Description of the task:
Copy out all lines that hold "Flowrate".

Stored data:
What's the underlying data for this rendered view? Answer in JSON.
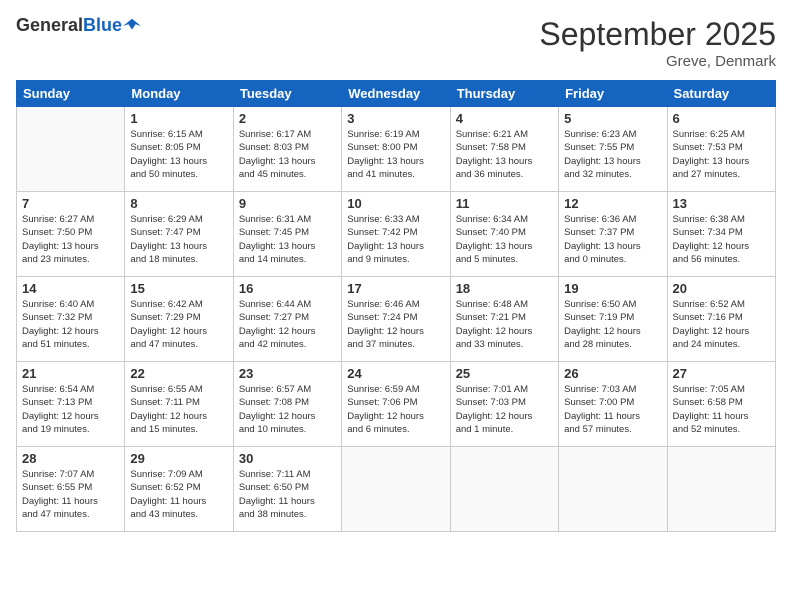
{
  "logo": {
    "line1": "General",
    "line2": "Blue"
  },
  "title": "September 2025",
  "subtitle": "Greve, Denmark",
  "weekdays": [
    "Sunday",
    "Monday",
    "Tuesday",
    "Wednesday",
    "Thursday",
    "Friday",
    "Saturday"
  ],
  "weeks": [
    [
      {
        "day": "",
        "info": ""
      },
      {
        "day": "1",
        "info": "Sunrise: 6:15 AM\nSunset: 8:05 PM\nDaylight: 13 hours\nand 50 minutes."
      },
      {
        "day": "2",
        "info": "Sunrise: 6:17 AM\nSunset: 8:03 PM\nDaylight: 13 hours\nand 45 minutes."
      },
      {
        "day": "3",
        "info": "Sunrise: 6:19 AM\nSunset: 8:00 PM\nDaylight: 13 hours\nand 41 minutes."
      },
      {
        "day": "4",
        "info": "Sunrise: 6:21 AM\nSunset: 7:58 PM\nDaylight: 13 hours\nand 36 minutes."
      },
      {
        "day": "5",
        "info": "Sunrise: 6:23 AM\nSunset: 7:55 PM\nDaylight: 13 hours\nand 32 minutes."
      },
      {
        "day": "6",
        "info": "Sunrise: 6:25 AM\nSunset: 7:53 PM\nDaylight: 13 hours\nand 27 minutes."
      }
    ],
    [
      {
        "day": "7",
        "info": "Sunrise: 6:27 AM\nSunset: 7:50 PM\nDaylight: 13 hours\nand 23 minutes."
      },
      {
        "day": "8",
        "info": "Sunrise: 6:29 AM\nSunset: 7:47 PM\nDaylight: 13 hours\nand 18 minutes."
      },
      {
        "day": "9",
        "info": "Sunrise: 6:31 AM\nSunset: 7:45 PM\nDaylight: 13 hours\nand 14 minutes."
      },
      {
        "day": "10",
        "info": "Sunrise: 6:33 AM\nSunset: 7:42 PM\nDaylight: 13 hours\nand 9 minutes."
      },
      {
        "day": "11",
        "info": "Sunrise: 6:34 AM\nSunset: 7:40 PM\nDaylight: 13 hours\nand 5 minutes."
      },
      {
        "day": "12",
        "info": "Sunrise: 6:36 AM\nSunset: 7:37 PM\nDaylight: 13 hours\nand 0 minutes."
      },
      {
        "day": "13",
        "info": "Sunrise: 6:38 AM\nSunset: 7:34 PM\nDaylight: 12 hours\nand 56 minutes."
      }
    ],
    [
      {
        "day": "14",
        "info": "Sunrise: 6:40 AM\nSunset: 7:32 PM\nDaylight: 12 hours\nand 51 minutes."
      },
      {
        "day": "15",
        "info": "Sunrise: 6:42 AM\nSunset: 7:29 PM\nDaylight: 12 hours\nand 47 minutes."
      },
      {
        "day": "16",
        "info": "Sunrise: 6:44 AM\nSunset: 7:27 PM\nDaylight: 12 hours\nand 42 minutes."
      },
      {
        "day": "17",
        "info": "Sunrise: 6:46 AM\nSunset: 7:24 PM\nDaylight: 12 hours\nand 37 minutes."
      },
      {
        "day": "18",
        "info": "Sunrise: 6:48 AM\nSunset: 7:21 PM\nDaylight: 12 hours\nand 33 minutes."
      },
      {
        "day": "19",
        "info": "Sunrise: 6:50 AM\nSunset: 7:19 PM\nDaylight: 12 hours\nand 28 minutes."
      },
      {
        "day": "20",
        "info": "Sunrise: 6:52 AM\nSunset: 7:16 PM\nDaylight: 12 hours\nand 24 minutes."
      }
    ],
    [
      {
        "day": "21",
        "info": "Sunrise: 6:54 AM\nSunset: 7:13 PM\nDaylight: 12 hours\nand 19 minutes."
      },
      {
        "day": "22",
        "info": "Sunrise: 6:55 AM\nSunset: 7:11 PM\nDaylight: 12 hours\nand 15 minutes."
      },
      {
        "day": "23",
        "info": "Sunrise: 6:57 AM\nSunset: 7:08 PM\nDaylight: 12 hours\nand 10 minutes."
      },
      {
        "day": "24",
        "info": "Sunrise: 6:59 AM\nSunset: 7:06 PM\nDaylight: 12 hours\nand 6 minutes."
      },
      {
        "day": "25",
        "info": "Sunrise: 7:01 AM\nSunset: 7:03 PM\nDaylight: 12 hours\nand 1 minute."
      },
      {
        "day": "26",
        "info": "Sunrise: 7:03 AM\nSunset: 7:00 PM\nDaylight: 11 hours\nand 57 minutes."
      },
      {
        "day": "27",
        "info": "Sunrise: 7:05 AM\nSunset: 6:58 PM\nDaylight: 11 hours\nand 52 minutes."
      }
    ],
    [
      {
        "day": "28",
        "info": "Sunrise: 7:07 AM\nSunset: 6:55 PM\nDaylight: 11 hours\nand 47 minutes."
      },
      {
        "day": "29",
        "info": "Sunrise: 7:09 AM\nSunset: 6:52 PM\nDaylight: 11 hours\nand 43 minutes."
      },
      {
        "day": "30",
        "info": "Sunrise: 7:11 AM\nSunset: 6:50 PM\nDaylight: 11 hours\nand 38 minutes."
      },
      {
        "day": "",
        "info": ""
      },
      {
        "day": "",
        "info": ""
      },
      {
        "day": "",
        "info": ""
      },
      {
        "day": "",
        "info": ""
      }
    ]
  ]
}
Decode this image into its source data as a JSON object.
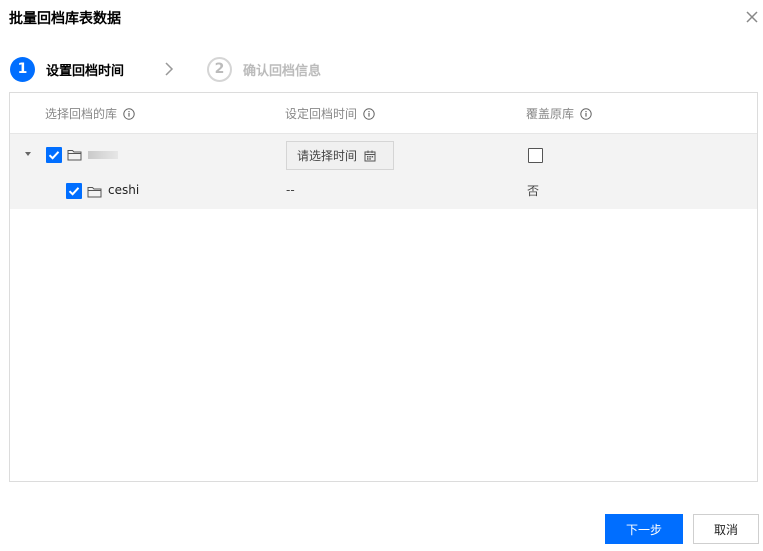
{
  "dialog": {
    "title": "批量回档库表数据"
  },
  "steps": [
    {
      "number": "1",
      "label": "设置回档时间",
      "state": "active"
    },
    {
      "number": "2",
      "label": "确认回档信息",
      "state": "inactive"
    }
  ],
  "table": {
    "headers": [
      "选择回档的库",
      "设定回档时间",
      "覆盖原库"
    ],
    "rows": [
      {
        "checked": true,
        "expanded": true,
        "name": "",
        "time_placeholder": "请选择时间",
        "cover_checked": false
      },
      {
        "checked": true,
        "name": "ceshi",
        "time": "--",
        "cover": "否"
      }
    ]
  },
  "footer": {
    "next_label": "下一步",
    "cancel_label": "取消"
  },
  "colors": {
    "accent": "#006eff",
    "row_bg": "#f3f3f3"
  },
  "icons": [
    "close-icon",
    "chevron-right-icon",
    "info-icon",
    "caret-down-icon",
    "folder-icon",
    "calendar-icon",
    "check-icon"
  ]
}
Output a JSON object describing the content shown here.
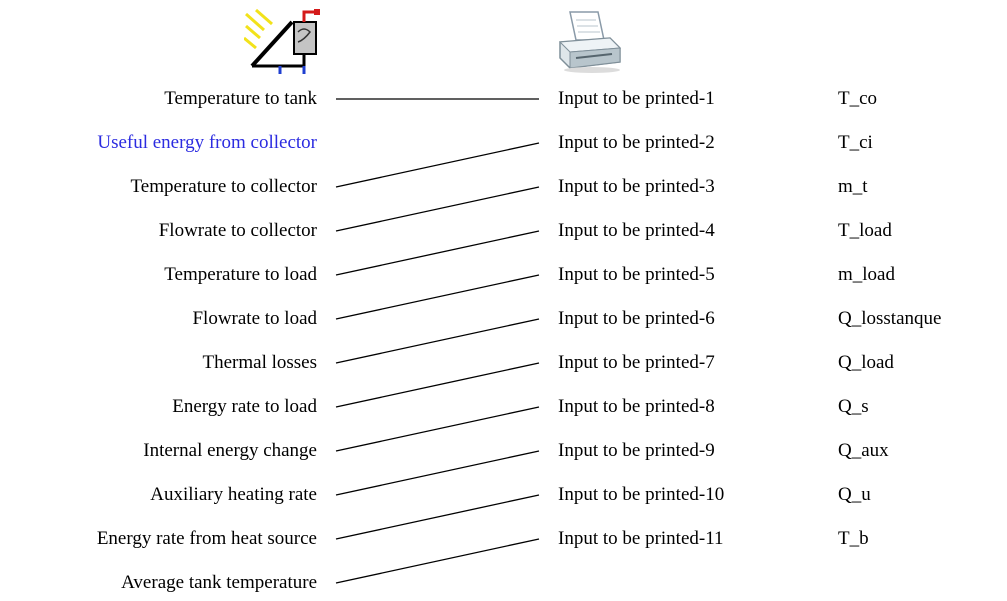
{
  "source_component": {
    "icon": "solar-collector-icon",
    "outputs": [
      {
        "label": "Temperature to tank",
        "selected": false
      },
      {
        "label": "Useful energy from collector",
        "selected": true
      },
      {
        "label": "Temperature to collector",
        "selected": false
      },
      {
        "label": "Flowrate to collector",
        "selected": false
      },
      {
        "label": "Temperature to load",
        "selected": false
      },
      {
        "label": "Flowrate to load",
        "selected": false
      },
      {
        "label": "Thermal losses",
        "selected": false
      },
      {
        "label": "Energy rate to load",
        "selected": false
      },
      {
        "label": "Internal energy change",
        "selected": false
      },
      {
        "label": "Auxiliary heating rate",
        "selected": false
      },
      {
        "label": "Energy rate from heat source",
        "selected": false
      },
      {
        "label": "Average tank temperature",
        "selected": false
      }
    ]
  },
  "target_component": {
    "icon": "printer-icon",
    "inputs": [
      {
        "label": "Input to be printed-1",
        "variable": "T_co"
      },
      {
        "label": "Input to be printed-2",
        "variable": "T_ci"
      },
      {
        "label": "Input to be printed-3",
        "variable": "m_t"
      },
      {
        "label": "Input to be printed-4",
        "variable": "T_load"
      },
      {
        "label": "Input to be printed-5",
        "variable": "m_load"
      },
      {
        "label": "Input to be printed-6",
        "variable": "Q_losstanque"
      },
      {
        "label": "Input to be printed-7",
        "variable": "Q_load"
      },
      {
        "label": "Input to be printed-8",
        "variable": "Q_s"
      },
      {
        "label": "Input to be printed-9",
        "variable": "Q_aux"
      },
      {
        "label": "Input to be printed-10",
        "variable": "Q_u"
      },
      {
        "label": "Input to be printed-11",
        "variable": "T_b"
      }
    ]
  },
  "connections": [
    {
      "from": 0,
      "to": 0
    },
    {
      "from": 2,
      "to": 1
    },
    {
      "from": 3,
      "to": 2
    },
    {
      "from": 4,
      "to": 3
    },
    {
      "from": 5,
      "to": 4
    },
    {
      "from": 6,
      "to": 5
    },
    {
      "from": 7,
      "to": 6
    },
    {
      "from": 8,
      "to": 7
    },
    {
      "from": 9,
      "to": 8
    },
    {
      "from": 10,
      "to": 9
    },
    {
      "from": 11,
      "to": 10
    }
  ],
  "colors": {
    "selected_text": "#2b2be0",
    "text": "#000000",
    "line": "#000000"
  }
}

Output for this exercise:
        "label": "Flowrate to collector",
        "label": "Flowrate to load",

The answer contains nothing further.